BEGIN DATA ENTRIES

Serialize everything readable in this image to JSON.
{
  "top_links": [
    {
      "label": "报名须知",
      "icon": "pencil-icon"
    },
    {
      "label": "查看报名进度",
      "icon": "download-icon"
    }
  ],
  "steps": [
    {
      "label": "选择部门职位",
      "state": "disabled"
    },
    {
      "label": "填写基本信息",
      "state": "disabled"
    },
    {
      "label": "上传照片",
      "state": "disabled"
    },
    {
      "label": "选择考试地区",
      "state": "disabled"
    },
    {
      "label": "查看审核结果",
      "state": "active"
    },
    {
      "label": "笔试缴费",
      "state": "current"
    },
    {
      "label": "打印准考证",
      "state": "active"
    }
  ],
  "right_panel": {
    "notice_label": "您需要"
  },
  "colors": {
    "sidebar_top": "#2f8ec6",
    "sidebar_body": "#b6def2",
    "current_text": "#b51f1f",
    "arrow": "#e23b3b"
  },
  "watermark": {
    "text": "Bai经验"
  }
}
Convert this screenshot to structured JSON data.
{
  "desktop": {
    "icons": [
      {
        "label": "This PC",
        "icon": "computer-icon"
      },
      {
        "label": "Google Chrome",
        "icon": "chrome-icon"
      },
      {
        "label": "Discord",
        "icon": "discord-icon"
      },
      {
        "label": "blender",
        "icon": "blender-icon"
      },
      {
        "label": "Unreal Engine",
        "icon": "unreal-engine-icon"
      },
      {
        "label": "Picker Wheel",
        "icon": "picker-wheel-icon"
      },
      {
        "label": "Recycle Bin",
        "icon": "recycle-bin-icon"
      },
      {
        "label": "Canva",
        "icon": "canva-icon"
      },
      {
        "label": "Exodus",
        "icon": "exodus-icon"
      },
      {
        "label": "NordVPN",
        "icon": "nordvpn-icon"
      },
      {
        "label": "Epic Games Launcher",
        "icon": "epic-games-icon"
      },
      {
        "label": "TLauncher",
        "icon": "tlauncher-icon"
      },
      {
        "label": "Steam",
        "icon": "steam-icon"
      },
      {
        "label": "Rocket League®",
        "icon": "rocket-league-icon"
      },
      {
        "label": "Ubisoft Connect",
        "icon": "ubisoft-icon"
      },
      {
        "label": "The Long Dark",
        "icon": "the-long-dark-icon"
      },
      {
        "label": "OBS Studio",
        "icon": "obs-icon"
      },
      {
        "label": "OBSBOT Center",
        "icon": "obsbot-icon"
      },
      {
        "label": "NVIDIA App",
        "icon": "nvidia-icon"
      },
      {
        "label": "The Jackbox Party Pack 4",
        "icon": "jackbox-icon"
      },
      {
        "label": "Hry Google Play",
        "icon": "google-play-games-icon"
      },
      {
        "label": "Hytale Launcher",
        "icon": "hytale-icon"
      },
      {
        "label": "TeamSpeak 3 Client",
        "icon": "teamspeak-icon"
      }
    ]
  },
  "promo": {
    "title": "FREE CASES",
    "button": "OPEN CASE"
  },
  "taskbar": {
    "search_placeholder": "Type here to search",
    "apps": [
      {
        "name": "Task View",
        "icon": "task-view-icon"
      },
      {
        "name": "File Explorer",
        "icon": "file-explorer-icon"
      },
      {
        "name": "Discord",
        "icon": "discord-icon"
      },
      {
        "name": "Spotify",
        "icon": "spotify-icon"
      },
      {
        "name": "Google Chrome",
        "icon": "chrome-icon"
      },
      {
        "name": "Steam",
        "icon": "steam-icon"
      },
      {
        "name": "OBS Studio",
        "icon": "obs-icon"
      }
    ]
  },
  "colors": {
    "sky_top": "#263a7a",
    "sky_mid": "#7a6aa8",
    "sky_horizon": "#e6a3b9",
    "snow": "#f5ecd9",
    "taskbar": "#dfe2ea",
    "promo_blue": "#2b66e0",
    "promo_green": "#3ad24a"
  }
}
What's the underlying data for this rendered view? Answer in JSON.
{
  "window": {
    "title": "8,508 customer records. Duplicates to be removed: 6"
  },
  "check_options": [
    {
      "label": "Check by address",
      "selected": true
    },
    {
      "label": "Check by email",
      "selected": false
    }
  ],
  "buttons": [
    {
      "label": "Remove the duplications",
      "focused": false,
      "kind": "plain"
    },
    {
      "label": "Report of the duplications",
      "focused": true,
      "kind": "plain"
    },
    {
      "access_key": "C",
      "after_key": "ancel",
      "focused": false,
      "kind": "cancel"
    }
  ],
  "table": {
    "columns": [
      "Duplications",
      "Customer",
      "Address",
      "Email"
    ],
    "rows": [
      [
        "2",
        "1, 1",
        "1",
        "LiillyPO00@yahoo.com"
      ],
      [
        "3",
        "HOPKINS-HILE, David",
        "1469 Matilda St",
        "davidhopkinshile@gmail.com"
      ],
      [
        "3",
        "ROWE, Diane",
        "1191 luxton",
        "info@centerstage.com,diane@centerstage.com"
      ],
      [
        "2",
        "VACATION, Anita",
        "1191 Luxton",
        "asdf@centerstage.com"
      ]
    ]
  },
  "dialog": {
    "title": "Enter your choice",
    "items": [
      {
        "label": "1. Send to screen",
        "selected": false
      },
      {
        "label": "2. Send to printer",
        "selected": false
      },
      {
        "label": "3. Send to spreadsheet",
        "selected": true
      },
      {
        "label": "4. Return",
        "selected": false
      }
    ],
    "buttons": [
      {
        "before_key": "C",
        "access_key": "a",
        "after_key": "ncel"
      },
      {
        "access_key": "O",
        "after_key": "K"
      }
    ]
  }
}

END DATA ENTRIES

REQUEST | Write the entire listing out again, word for word.

ANSWER FOR THE TASK |
Serialize everything readable in this image to JSON.
{
  "top_links": [
    {
      "label": "报名须知",
      "icon": "pencil-icon"
    },
    {
      "label": "查看报名进度",
      "icon": "download-icon"
    }
  ],
  "steps": [
    {
      "label": "选择部门职位",
      "state": "disabled"
    },
    {
      "label": "填写基本信息",
      "state": "disabled"
    },
    {
      "label": "上传照片",
      "state": "disabled"
    },
    {
      "label": "选择考试地区",
      "state": "disabled"
    },
    {
      "label": "查看审核结果",
      "state": "active"
    },
    {
      "label": "笔试缴费",
      "state": "current"
    },
    {
      "label": "打印准考证",
      "state": "active"
    }
  ],
  "right_panel": {
    "notice_label": "您需要"
  },
  "colors": {
    "sidebar_top": "#2f8ec6",
    "sidebar_body": "#b6def2",
    "current_text": "#b51f1f",
    "arrow": "#e23b3b"
  },
  "watermark": {
    "text": "Bai经验"
  }
}
Convert this screenshot to structured JSON data.
{
  "desktop": {
    "icons": [
      {
        "label": "This PC",
        "icon": "computer-icon"
      },
      {
        "label": "Google Chrome",
        "icon": "chrome-icon"
      },
      {
        "label": "Discord",
        "icon": "discord-icon"
      },
      {
        "label": "blender",
        "icon": "blender-icon"
      },
      {
        "label": "Unreal Engine",
        "icon": "unreal-engine-icon"
      },
      {
        "label": "Picker Wheel",
        "icon": "picker-wheel-icon"
      },
      {
        "label": "Recycle Bin",
        "icon": "recycle-bin-icon"
      },
      {
        "label": "Canva",
        "icon": "canva-icon"
      },
      {
        "label": "Exodus",
        "icon": "exodus-icon"
      },
      {
        "label": "NordVPN",
        "icon": "nordvpn-icon"
      },
      {
        "label": "Epic Games Launcher",
        "icon": "epic-games-icon"
      },
      {
        "label": "TLauncher",
        "icon": "tlauncher-icon"
      },
      {
        "label": "Steam",
        "icon": "steam-icon"
      },
      {
        "label": "Rocket League®",
        "icon": "rocket-league-icon"
      },
      {
        "label": "Ubisoft Connect",
        "icon": "ubisoft-icon"
      },
      {
        "label": "The Long Dark",
        "icon": "the-long-dark-icon"
      },
      {
        "label": "OBS Studio",
        "icon": "obs-icon"
      },
      {
        "label": "OBSBOT Center",
        "icon": "obsbot-icon"
      },
      {
        "label": "NVIDIA App",
        "icon": "nvidia-icon"
      },
      {
        "label": "The Jackbox Party Pack 4",
        "icon": "jackbox-icon"
      },
      {
        "label": "Hry Google Play",
        "icon": "google-play-games-icon"
      },
      {
        "label": "Hytale Launcher",
        "icon": "hytale-icon"
      },
      {
        "label": "TeamSpeak 3 Client",
        "icon": "teamspeak-icon"
      }
    ]
  },
  "promo": {
    "title": "FREE CASES",
    "button": "OPEN CASE"
  },
  "taskbar": {
    "search_placeholder": "Type here to search",
    "apps": [
      {
        "name": "Task View",
        "icon": "task-view-icon"
      },
      {
        "name": "File Explorer",
        "icon": "file-explorer-icon"
      },
      {
        "name": "Discord",
        "icon": "discord-icon"
      },
      {
        "name": "Spotify",
        "icon": "spotify-icon"
      },
      {
        "name": "Google Chrome",
        "icon": "chrome-icon"
      },
      {
        "name": "Steam",
        "icon": "steam-icon"
      },
      {
        "name": "OBS Studio",
        "icon": "obs-icon"
      }
    ]
  },
  "colors": {
    "sky_top": "#263a7a",
    "sky_mid": "#7a6aa8",
    "sky_horizon": "#e6a3b9",
    "snow": "#f5ecd9",
    "taskbar": "#dfe2ea",
    "promo_blue": "#2b66e0",
    "promo_green": "#3ad24a"
  }
}
What's the underlying data for this rendered view? Answer in JSON.
{
  "window": {
    "title": "8,508 customer records. Duplicates to be removed: 6"
  },
  "check_options": [
    {
      "label": "Check by address",
      "selected": true
    },
    {
      "label": "Check by email",
      "selected": false
    }
  ],
  "buttons": [
    {
      "label": "Remove the duplications",
      "focused": false,
      "kind": "plain"
    },
    {
      "label": "Report of the duplications",
      "focused": true,
      "kind": "plain"
    },
    {
      "access_key": "C",
      "after_key": "ancel",
      "focused": false,
      "kind": "cancel"
    }
  ],
  "table": {
    "columns": [
      "Duplications",
      "Customer",
      "Address",
      "Email"
    ],
    "rows": [
      [
        "2",
        "1, 1",
        "1",
        "LiillyPO00@yahoo.com"
      ],
      [
        "3",
        "HOPKINS-HILE, David",
        "1469 Matilda St",
        "davidhopkinshile@gmail.com"
      ],
      [
        "3",
        "ROWE, Diane",
        "1191 luxton",
        "info@centerstage.com,diane@centerstage.com"
      ],
      [
        "2",
        "VACATION, Anita",
        "1191 Luxton",
        "asdf@centerstage.com"
      ]
    ]
  },
  "dialog": {
    "title": "Enter your choice",
    "items": [
      {
        "label": "1. Send to screen",
        "selected": false
      },
      {
        "label": "2. Send to printer",
        "selected": false
      },
      {
        "label": "3. Send to spreadsheet",
        "selected": true
      },
      {
        "label": "4. Return",
        "selected": false
      }
    ],
    "buttons": [
      {
        "before_key": "C",
        "access_key": "a",
        "after_key": "ncel"
      },
      {
        "access_key": "O",
        "after_key": "K"
      }
    ]
  }
}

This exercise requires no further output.